# Source data:
-- START --

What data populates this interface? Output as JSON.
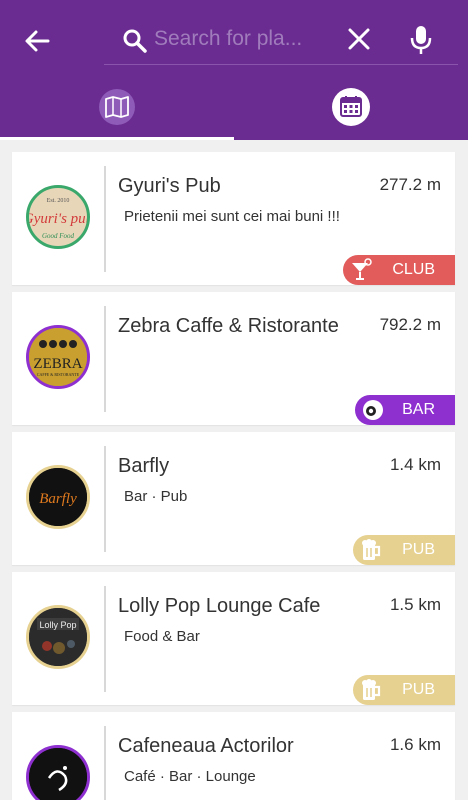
{
  "header": {
    "search_placeholder": "Search for pla...",
    "colors": {
      "primary": "#6b2c91",
      "secondary": "#8e5bb8"
    }
  },
  "tabs": [
    {
      "name": "map",
      "icon": "map-icon",
      "selected": true
    },
    {
      "name": "calendar",
      "icon": "calendar-icon",
      "selected": false
    }
  ],
  "places": [
    {
      "name": "Gyuri's Pub",
      "distance": "277.2 m",
      "subtitle": "Prietenii mei sunt cei mai buni !!!",
      "category": "CLUB",
      "category_icon": "cocktail-icon",
      "category_color": "#e25c5c",
      "logo_text": "Gyuri's pub",
      "logo_extra_top": "Est. 2010",
      "logo_extra_bottom": "Good Food"
    },
    {
      "name": "Zebra Caffe & Ristorante",
      "distance": "792.2 m",
      "subtitle": "",
      "category": "BAR",
      "category_icon": "billiard-ball-icon",
      "category_color": "#8e2fd0",
      "logo_text": "ZEBRA",
      "logo_extra_bottom": "CAFFE & RISTORANTE"
    },
    {
      "name": "Barfly",
      "distance": "1.4 km",
      "subtitle": "Bar · Pub",
      "category": "PUB",
      "category_icon": "beer-mug-icon",
      "category_color": "#e6d191",
      "logo_text": "Barfly"
    },
    {
      "name": "Lolly Pop  Lounge Cafe",
      "distance": "1.5 km",
      "subtitle": "Food & Bar",
      "category": "PUB",
      "category_icon": "beer-mug-icon",
      "category_color": "#e6d191",
      "logo_text": "Lolly Pop"
    },
    {
      "name": "Cafeneaua Actorilor",
      "distance": "1.6 km",
      "subtitle": "Café · Bar · Lounge",
      "category": "",
      "category_icon": "",
      "category_color": "",
      "logo_text": ""
    }
  ]
}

-- END --

# Short task:
Reproduce each line exactly as it appears, omitting the pictures.

# Exercise answer:
What data populates this interface? Output as JSON.
{
  "header": {
    "search_placeholder": "Search for pla...",
    "colors": {
      "primary": "#6b2c91",
      "secondary": "#8e5bb8"
    }
  },
  "tabs": [
    {
      "name": "map",
      "icon": "map-icon",
      "selected": true
    },
    {
      "name": "calendar",
      "icon": "calendar-icon",
      "selected": false
    }
  ],
  "places": [
    {
      "name": "Gyuri's Pub",
      "distance": "277.2 m",
      "subtitle": "Prietenii mei sunt cei mai buni !!!",
      "category": "CLUB",
      "category_icon": "cocktail-icon",
      "category_color": "#e25c5c",
      "logo_text": "Gyuri's pub",
      "logo_extra_top": "Est. 2010",
      "logo_extra_bottom": "Good Food"
    },
    {
      "name": "Zebra Caffe & Ristorante",
      "distance": "792.2 m",
      "subtitle": "",
      "category": "BAR",
      "category_icon": "billiard-ball-icon",
      "category_color": "#8e2fd0",
      "logo_text": "ZEBRA",
      "logo_extra_bottom": "CAFFE & RISTORANTE"
    },
    {
      "name": "Barfly",
      "distance": "1.4 km",
      "subtitle": "Bar · Pub",
      "category": "PUB",
      "category_icon": "beer-mug-icon",
      "category_color": "#e6d191",
      "logo_text": "Barfly"
    },
    {
      "name": "Lolly Pop  Lounge Cafe",
      "distance": "1.5 km",
      "subtitle": "Food & Bar",
      "category": "PUB",
      "category_icon": "beer-mug-icon",
      "category_color": "#e6d191",
      "logo_text": "Lolly Pop"
    },
    {
      "name": "Cafeneaua Actorilor",
      "distance": "1.6 km",
      "subtitle": "Café · Bar · Lounge",
      "category": "",
      "category_icon": "",
      "category_color": "",
      "logo_text": ""
    }
  ]
}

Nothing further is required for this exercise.